EXERCISE BRIEF - Leave the pictures out. Return all other data exactly.

DATA SHOWN -
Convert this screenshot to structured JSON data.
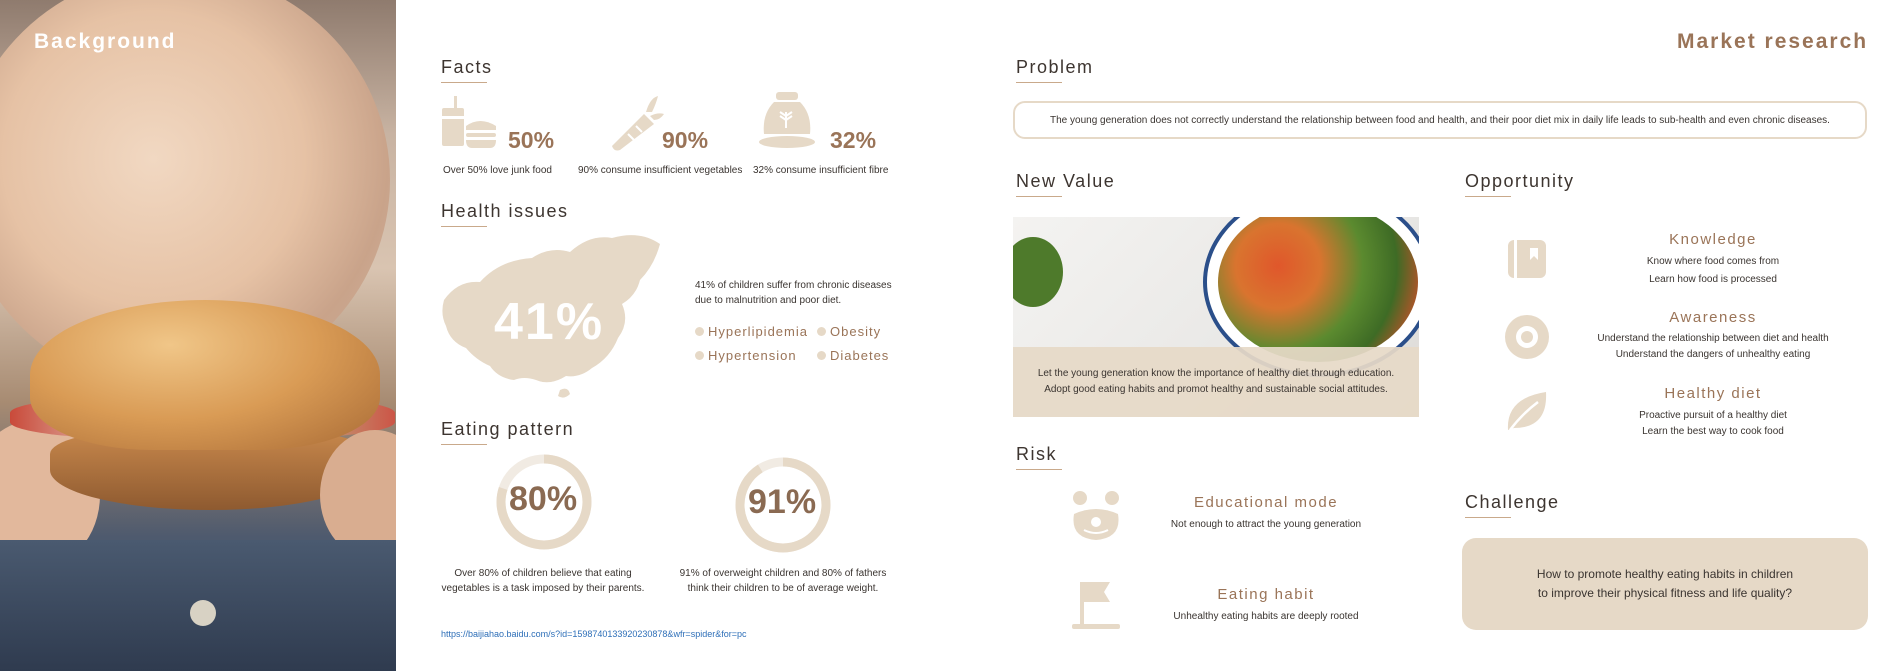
{
  "left_panel": {
    "title": "Background"
  },
  "header": {
    "right_title": "Market research"
  },
  "facts": {
    "title": "Facts",
    "items": [
      {
        "icon": "junk-food-icon",
        "value": "50%",
        "caption": "Over 50% love junk food"
      },
      {
        "icon": "carrot-icon",
        "value": "90%",
        "caption": "90% consume insufficient vegetables"
      },
      {
        "icon": "fibre-sack-icon",
        "value": "32%",
        "caption": "32% consume insufficient fibre"
      }
    ]
  },
  "health": {
    "title": "Health issues",
    "map_value": "41%",
    "text_line1": "41% of children suffer from chronic diseases",
    "text_line2": "due to malnutrition and poor diet.",
    "tags": [
      "Hyperlipidemia",
      "Obesity",
      "Hypertension",
      "Diabetes"
    ]
  },
  "eating": {
    "title": "Eating pattern",
    "rings": [
      {
        "value": "80%",
        "fraction": 0.8,
        "line1": "Over 80% of children believe that eating",
        "line2": "vegetables is a task imposed by their parents."
      },
      {
        "value": "91%",
        "fraction": 0.91,
        "line1": "91% of overweight children and 80% of fathers",
        "line2": "think their children to be of average weight."
      }
    ],
    "source_link": "https://baijiahao.baidu.com/s?id=1598740133920230878&wfr=spider&for=pc"
  },
  "problem": {
    "title": "Problem",
    "text": "The young generation does not correctly understand the relationship between food and health, and their poor diet mix in daily life leads to sub-health and even chronic diseases."
  },
  "new_value": {
    "title": "New Value",
    "line1": "Let the young generation know the importance of healthy diet through education.",
    "line2": "Adopt good eating habits and promot healthy and sustainable social attitudes."
  },
  "opportunity": {
    "title": "Opportunity",
    "items": [
      {
        "icon": "book-icon",
        "title": "Knowledge",
        "line1": "Know where food comes from",
        "line2": "Learn how food is processed"
      },
      {
        "icon": "eye-icon",
        "title": "Awareness",
        "line1": "Understand the relationship between diet and health",
        "line2": "Understand the dangers of unhealthy eating"
      },
      {
        "icon": "leaf-icon",
        "title": "Healthy diet",
        "line1": "Proactive pursuit of a healthy diet",
        "line2": "Learn the best way to cook food"
      }
    ]
  },
  "risk": {
    "title": "Risk",
    "items": [
      {
        "icon": "clown-icon",
        "title": "Educational mode",
        "desc": "Not enough to attract the young generation"
      },
      {
        "icon": "flag-icon",
        "title": "Eating habit",
        "desc": "Unhealthy eating habits are deeply rooted"
      }
    ]
  },
  "challenge": {
    "title": "Challenge",
    "line1": "How to promote healthy eating habits in children",
    "line2": "to improve their physical fitness and life quality?"
  },
  "colors": {
    "accent": "#9a7458",
    "beige": "#e6d9c7",
    "link": "#2e6fb8"
  }
}
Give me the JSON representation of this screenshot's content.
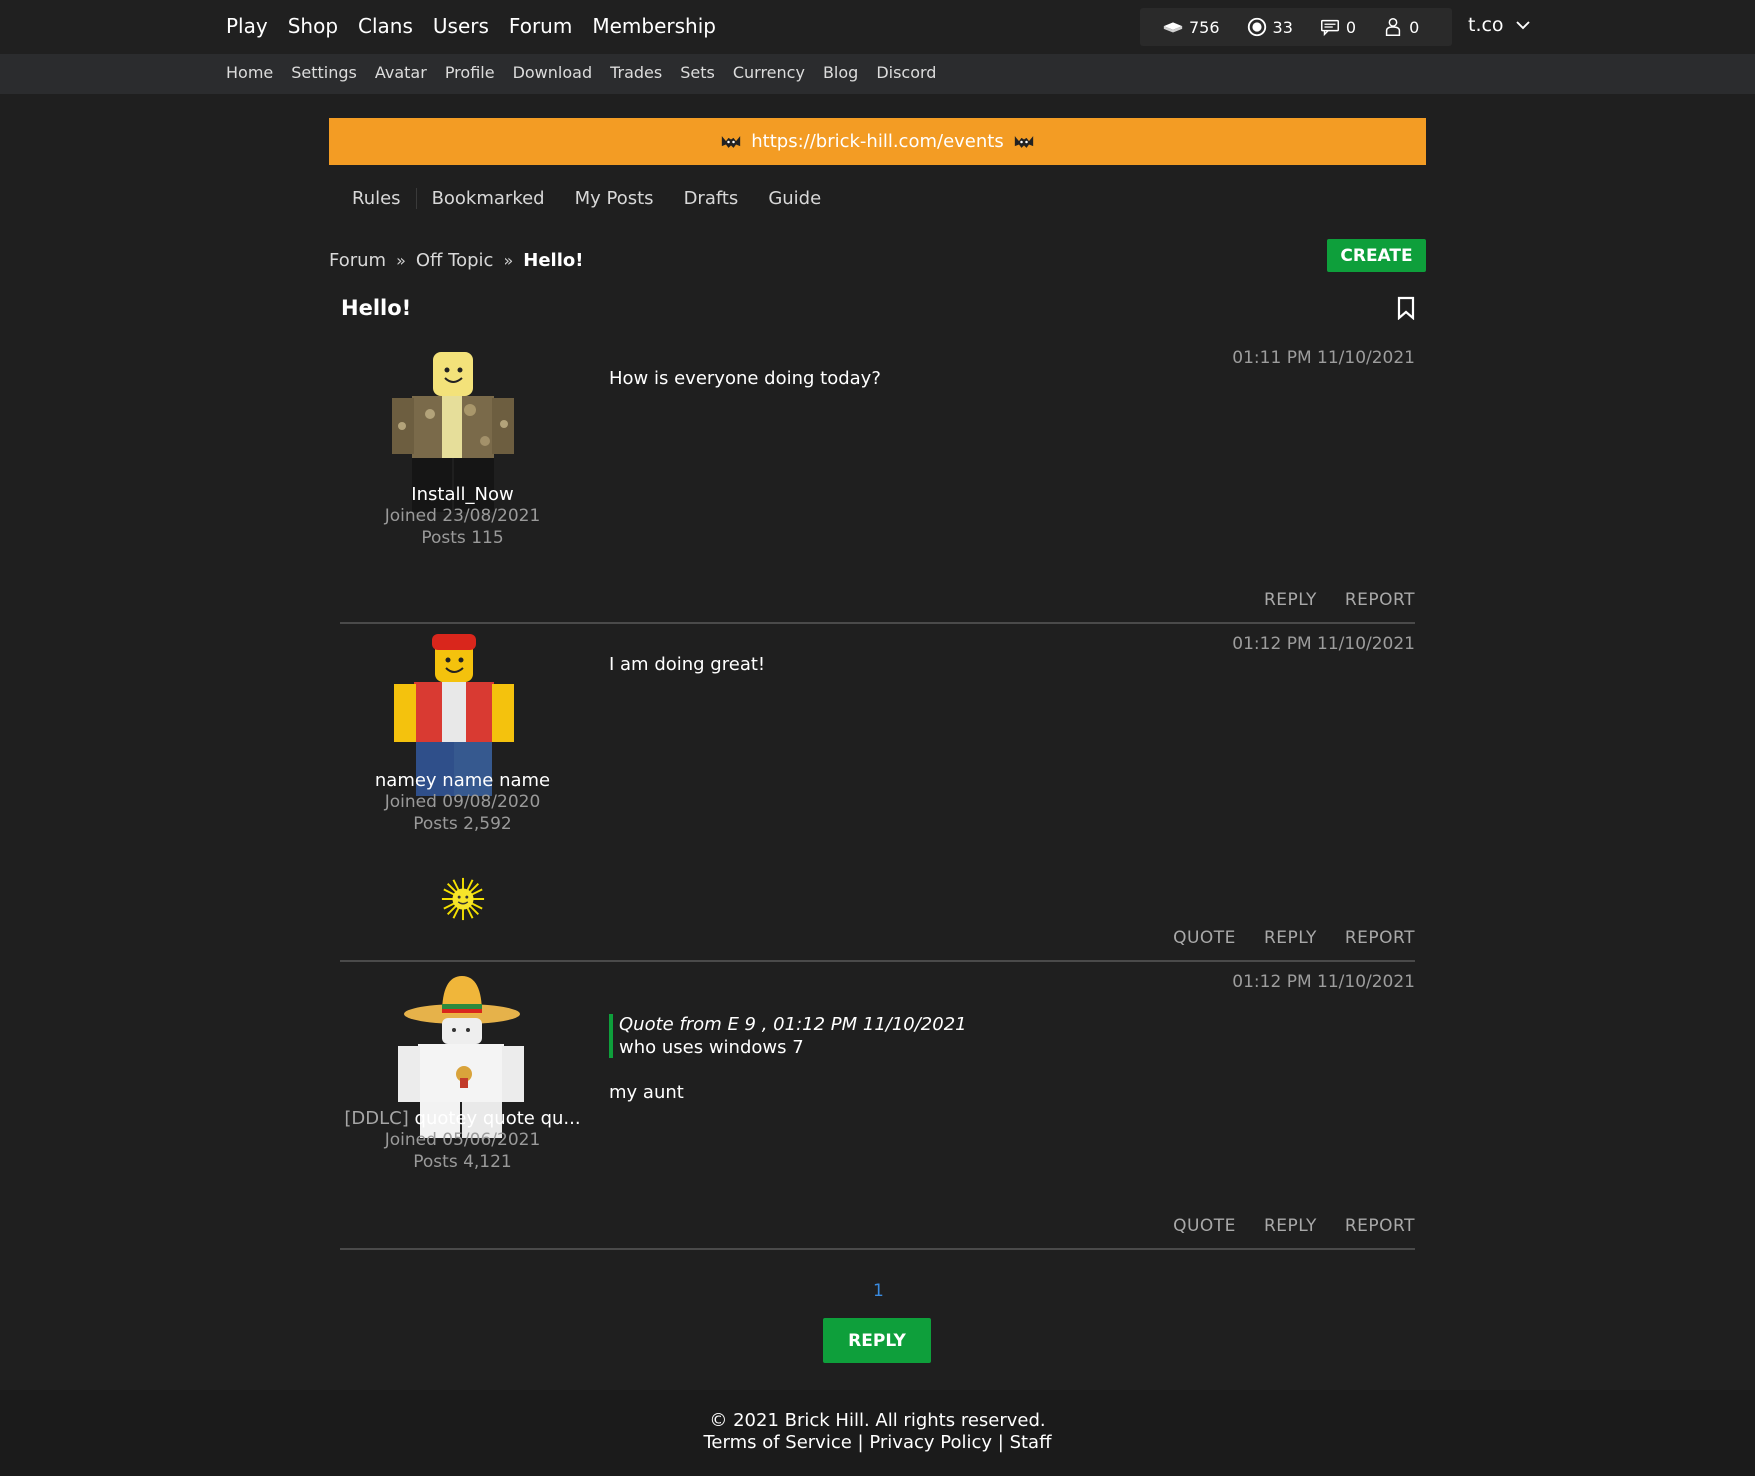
{
  "nav": {
    "main": [
      "Play",
      "Shop",
      "Clans",
      "Users",
      "Forum",
      "Membership"
    ],
    "sub": [
      "Home",
      "Settings",
      "Avatar",
      "Profile",
      "Download",
      "Trades",
      "Sets",
      "Currency",
      "Blog",
      "Discord"
    ]
  },
  "stats": {
    "bucks": "756",
    "bits": "33",
    "messages": "0",
    "friends": "0"
  },
  "user": {
    "name": "t.co"
  },
  "banner": {
    "text": "https://brick-hill.com/events",
    "color": "#f39c24"
  },
  "forum_tabs": [
    "Rules",
    "Bookmarked",
    "My Posts",
    "Drafts",
    "Guide"
  ],
  "breadcrumb": {
    "root": "Forum",
    "category": "Off Topic",
    "current": "Hello!"
  },
  "create_label": "CREATE",
  "thread": {
    "title": "Hello!"
  },
  "posts": [
    {
      "username": "Install_Now",
      "tag": "",
      "joined": "Joined 23/08/2021",
      "posts": "Posts 115",
      "time": "01:11 PM 11/10/2021",
      "body": "How is everyone doing today?",
      "actions": [
        "REPLY",
        "REPORT"
      ]
    },
    {
      "username": "namey name name",
      "tag": "",
      "joined": "Joined 09/08/2020",
      "posts": "Posts 2,592",
      "time": "01:12 PM 11/10/2021",
      "body": "I am doing great!",
      "actions": [
        "QUOTE",
        "REPLY",
        "REPORT"
      ]
    },
    {
      "username": "quotey quote qu...",
      "tag": "[DDLC]",
      "joined": "Joined 05/06/2021",
      "posts": "Posts 4,121",
      "time": "01:12 PM 11/10/2021",
      "quote_header": "Quote from E 9 , 01:12 PM 11/10/2021",
      "quote_text": "who uses windows 7",
      "body": "my aunt",
      "actions": [
        "QUOTE",
        "REPLY",
        "REPORT"
      ]
    }
  ],
  "pagination": {
    "current": "1"
  },
  "reply_label": "REPLY",
  "footer": {
    "copyright": "© 2021 Brick Hill. All rights reserved.",
    "links": [
      "Terms of Service",
      "Privacy Policy",
      "Staff"
    ],
    "separator": "|"
  },
  "colors": {
    "accent_green": "#0e9f3b",
    "banner_orange": "#f39c24",
    "background": "#1f1f1f"
  }
}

SOLUTION -
Convert this screenshot to structured JSON data.
{
  "left_panel": {
    "title": "Background"
  },
  "header": {
    "right_title": "Market research"
  },
  "facts": {
    "title": "Facts",
    "items": [
      {
        "icon": "junk-food-icon",
        "value": "50%",
        "caption": "Over 50% love junk food"
      },
      {
        "icon": "carrot-icon",
        "value": "90%",
        "caption": "90% consume insufficient vegetables"
      },
      {
        "icon": "fibre-sack-icon",
        "value": "32%",
        "caption": "32% consume insufficient fibre"
      }
    ]
  },
  "health": {
    "title": "Health issues",
    "map_value": "41%",
    "text_line1": "41% of children suffer from chronic diseases",
    "text_line2": "due to malnutrition and poor diet.",
    "tags": [
      "Hyperlipidemia",
      "Obesity",
      "Hypertension",
      "Diabetes"
    ]
  },
  "eating": {
    "title": "Eating pattern",
    "rings": [
      {
        "value": "80%",
        "fraction": 0.8,
        "line1": "Over 80% of children believe that eating",
        "line2": "vegetables is a task imposed by their parents."
      },
      {
        "value": "91%",
        "fraction": 0.91,
        "line1": "91% of overweight children and 80% of fathers",
        "line2": "think their children to be of average weight."
      }
    ],
    "source_link": "https://baijiahao.baidu.com/s?id=1598740133920230878&wfr=spider&for=pc"
  },
  "problem": {
    "title": "Problem",
    "text": "The young generation does not correctly understand the relationship between food and health, and their poor diet mix in daily life leads to sub-health and even chronic diseases."
  },
  "new_value": {
    "title": "New Value",
    "line1": "Let the young generation know the importance of healthy diet through education.",
    "line2": "Adopt good eating habits and promot healthy and sustainable social attitudes."
  },
  "opportunity": {
    "title": "Opportunity",
    "items": [
      {
        "icon": "book-icon",
        "title": "Knowledge",
        "line1": "Know where food comes from",
        "line2": "Learn how food is processed"
      },
      {
        "icon": "eye-icon",
        "title": "Awareness",
        "line1": "Understand the relationship between diet and health",
        "line2": "Understand the dangers of unhealthy eating"
      },
      {
        "icon": "leaf-icon",
        "title": "Healthy diet",
        "line1": "Proactive pursuit of a healthy diet",
        "line2": "Learn the best way to cook food"
      }
    ]
  },
  "risk": {
    "title": "Risk",
    "items": [
      {
        "icon": "clown-icon",
        "title": "Educational mode",
        "desc": "Not enough to attract the young generation"
      },
      {
        "icon": "flag-icon",
        "title": "Eating habit",
        "desc": "Unhealthy eating habits are deeply rooted"
      }
    ]
  },
  "challenge": {
    "title": "Challenge",
    "line1": "How to promote healthy eating habits in children",
    "line2": "to improve their physical fitness and life quality?"
  },
  "colors": {
    "accent": "#9a7458",
    "beige": "#e6d9c7",
    "link": "#2e6fb8"
  }
}
Give me the JSON representation of this screenshot's content.
{
  "nav": {
    "main": [
      "Play",
      "Shop",
      "Clans",
      "Users",
      "Forum",
      "Membership"
    ],
    "sub": [
      "Home",
      "Settings",
      "Avatar",
      "Profile",
      "Download",
      "Trades",
      "Sets",
      "Currency",
      "Blog",
      "Discord"
    ]
  },
  "stats": {
    "bucks": "756",
    "bits": "33",
    "messages": "0",
    "friends": "0"
  },
  "user": {
    "name": "t.co"
  },
  "banner": {
    "text": "https://brick-hill.com/events",
    "color": "#f39c24"
  },
  "forum_tabs": [
    "Rules",
    "Bookmarked",
    "My Posts",
    "Drafts",
    "Guide"
  ],
  "breadcrumb": {
    "root": "Forum",
    "category": "Off Topic",
    "current": "Hello!"
  },
  "create_label": "CREATE",
  "thread": {
    "title": "Hello!"
  },
  "posts": [
    {
      "username": "Install_Now",
      "tag": "",
      "joined": "Joined 23/08/2021",
      "posts": "Posts 115",
      "time": "01:11 PM 11/10/2021",
      "body": "How is everyone doing today?",
      "actions": [
        "REPLY",
        "REPORT"
      ]
    },
    {
      "username": "namey name name",
      "tag": "",
      "joined": "Joined 09/08/2020",
      "posts": "Posts 2,592",
      "time": "01:12 PM 11/10/2021",
      "body": "I am doing great!",
      "actions": [
        "QUOTE",
        "REPLY",
        "REPORT"
      ]
    },
    {
      "username": "quotey quote qu...",
      "tag": "[DDLC]",
      "joined": "Joined 05/06/2021",
      "posts": "Posts 4,121",
      "time": "01:12 PM 11/10/2021",
      "quote_header": "Quote from E 9 , 01:12 PM 11/10/2021",
      "quote_text": "who uses windows 7",
      "body": "my aunt",
      "actions": [
        "QUOTE",
        "REPLY",
        "REPORT"
      ]
    }
  ],
  "pagination": {
    "current": "1"
  },
  "reply_label": "REPLY",
  "footer": {
    "copyright": "© 2021 Brick Hill. All rights reserved.",
    "links": [
      "Terms of Service",
      "Privacy Policy",
      "Staff"
    ],
    "separator": "|"
  },
  "colors": {
    "accent_green": "#0e9f3b",
    "banner_orange": "#f39c24",
    "background": "#1f1f1f"
  }
}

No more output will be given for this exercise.